>> START

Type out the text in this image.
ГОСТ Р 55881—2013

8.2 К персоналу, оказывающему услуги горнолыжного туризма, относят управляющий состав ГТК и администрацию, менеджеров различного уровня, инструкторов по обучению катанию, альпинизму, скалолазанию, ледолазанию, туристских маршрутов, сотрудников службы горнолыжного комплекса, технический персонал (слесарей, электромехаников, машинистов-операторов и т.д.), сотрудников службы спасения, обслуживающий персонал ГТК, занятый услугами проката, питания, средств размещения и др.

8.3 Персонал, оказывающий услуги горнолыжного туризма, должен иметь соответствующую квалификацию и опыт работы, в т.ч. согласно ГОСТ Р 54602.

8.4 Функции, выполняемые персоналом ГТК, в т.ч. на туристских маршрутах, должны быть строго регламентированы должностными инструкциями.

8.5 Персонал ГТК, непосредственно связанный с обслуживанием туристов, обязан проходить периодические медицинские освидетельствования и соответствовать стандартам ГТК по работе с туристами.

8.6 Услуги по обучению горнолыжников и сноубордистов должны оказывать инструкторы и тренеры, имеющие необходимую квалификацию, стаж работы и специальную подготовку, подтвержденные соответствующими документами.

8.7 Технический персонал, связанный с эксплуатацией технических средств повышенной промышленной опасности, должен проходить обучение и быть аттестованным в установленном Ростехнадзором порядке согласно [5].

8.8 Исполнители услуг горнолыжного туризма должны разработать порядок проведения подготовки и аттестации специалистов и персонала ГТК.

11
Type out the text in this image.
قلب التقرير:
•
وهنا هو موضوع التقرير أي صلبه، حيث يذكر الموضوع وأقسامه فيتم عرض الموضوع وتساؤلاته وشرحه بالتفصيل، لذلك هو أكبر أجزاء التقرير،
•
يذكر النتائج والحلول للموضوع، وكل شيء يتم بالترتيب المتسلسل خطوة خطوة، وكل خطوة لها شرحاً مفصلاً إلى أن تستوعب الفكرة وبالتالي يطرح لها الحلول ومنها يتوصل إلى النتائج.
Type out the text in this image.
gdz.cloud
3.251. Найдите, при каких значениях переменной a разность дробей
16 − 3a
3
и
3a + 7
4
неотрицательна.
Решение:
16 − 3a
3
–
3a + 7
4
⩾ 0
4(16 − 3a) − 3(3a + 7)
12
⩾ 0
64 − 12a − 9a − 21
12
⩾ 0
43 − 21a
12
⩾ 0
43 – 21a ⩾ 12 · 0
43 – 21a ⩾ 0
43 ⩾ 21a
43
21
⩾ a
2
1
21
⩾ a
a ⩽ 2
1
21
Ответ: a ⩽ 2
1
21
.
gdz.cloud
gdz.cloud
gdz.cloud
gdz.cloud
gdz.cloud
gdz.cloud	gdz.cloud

>> END

▶ _Short task_: Using the data above, reproduce every line exactly.

▶ _Final answer_:
Type out the text in this image.
ГОСТ Р 55881—2013

8.2 К персоналу, оказывающему услуги горнолыжного туризма, относят управляющий состав ГТК и администрацию, менеджеров различного уровня, инструкторов по обучению катанию, альпинизму, скалолазанию, ледолазанию, туристских маршрутов, сотрудников службы горнолыжного комплекса, технический персонал (слесарей, электромехаников, машинистов-операторов и т.д.), сотрудников службы спасения, обслуживающий персонал ГТК, занятый услугами проката, питания, средств размещения и др.

8.3 Персонал, оказывающий услуги горнолыжного туризма, должен иметь соответствующую квалификацию и опыт работы, в т.ч. согласно ГОСТ Р 54602.

8.4 Функции, выполняемые персоналом ГТК, в т.ч. на туристских маршрутах, должны быть строго регламентированы должностными инструкциями.

8.5 Персонал ГТК, непосредственно связанный с обслуживанием туристов, обязан проходить периодические медицинские освидетельствования и соответствовать стандартам ГТК по работе с туристами.

8.6 Услуги по обучению горнолыжников и сноубордистов должны оказывать инструкторы и тренеры, имеющие необходимую квалификацию, стаж работы и специальную подготовку, подтвержденные соответствующими документами.

8.7 Технический персонал, связанный с эксплуатацией технических средств повышенной промышленной опасности, должен проходить обучение и быть аттестованным в установленном Ростехнадзором порядке согласно [5].

8.8 Исполнители услуг горнолыжного туризма должны разработать порядок проведения подготовки и аттестации специалистов и персонала ГТК.

11
Type out the text in this image.
قلب التقرير:
•
وهنا هو موضوع التقرير أي صلبه، حيث يذكر الموضوع وأقسامه فيتم عرض الموضوع وتساؤلاته وشرحه بالتفصيل، لذلك هو أكبر أجزاء التقرير،
•
يذكر النتائج والحلول للموضوع، وكل شيء يتم بالترتيب المتسلسل خطوة خطوة، وكل خطوة لها شرحاً مفصلاً إلى أن تستوعب الفكرة وبالتالي يطرح لها الحلول ومنها يتوصل إلى النتائج.
Type out the text in this image.
gdz.cloud
3.251. Найдите, при каких значениях переменной a разность дробей
16 − 3a
3
и
3a + 7
4
неотрицательна.
Решение:
16 − 3a
3
–
3a + 7
4
⩾ 0
4(16 − 3a) − 3(3a + 7)
12
⩾ 0
64 − 12a − 9a − 21
12
⩾ 0
43 − 21a
12
⩾ 0
43 – 21a ⩾ 12 · 0
43 – 21a ⩾ 0
43 ⩾ 21a
43
21
⩾ a
2
1
21
⩾ a
a ⩽ 2
1
21
Ответ: a ⩽ 2
1
21
.
gdz.cloud
gdz.cloud
gdz.cloud
gdz.cloud
gdz.cloud
gdz.cloud	gdz.cloud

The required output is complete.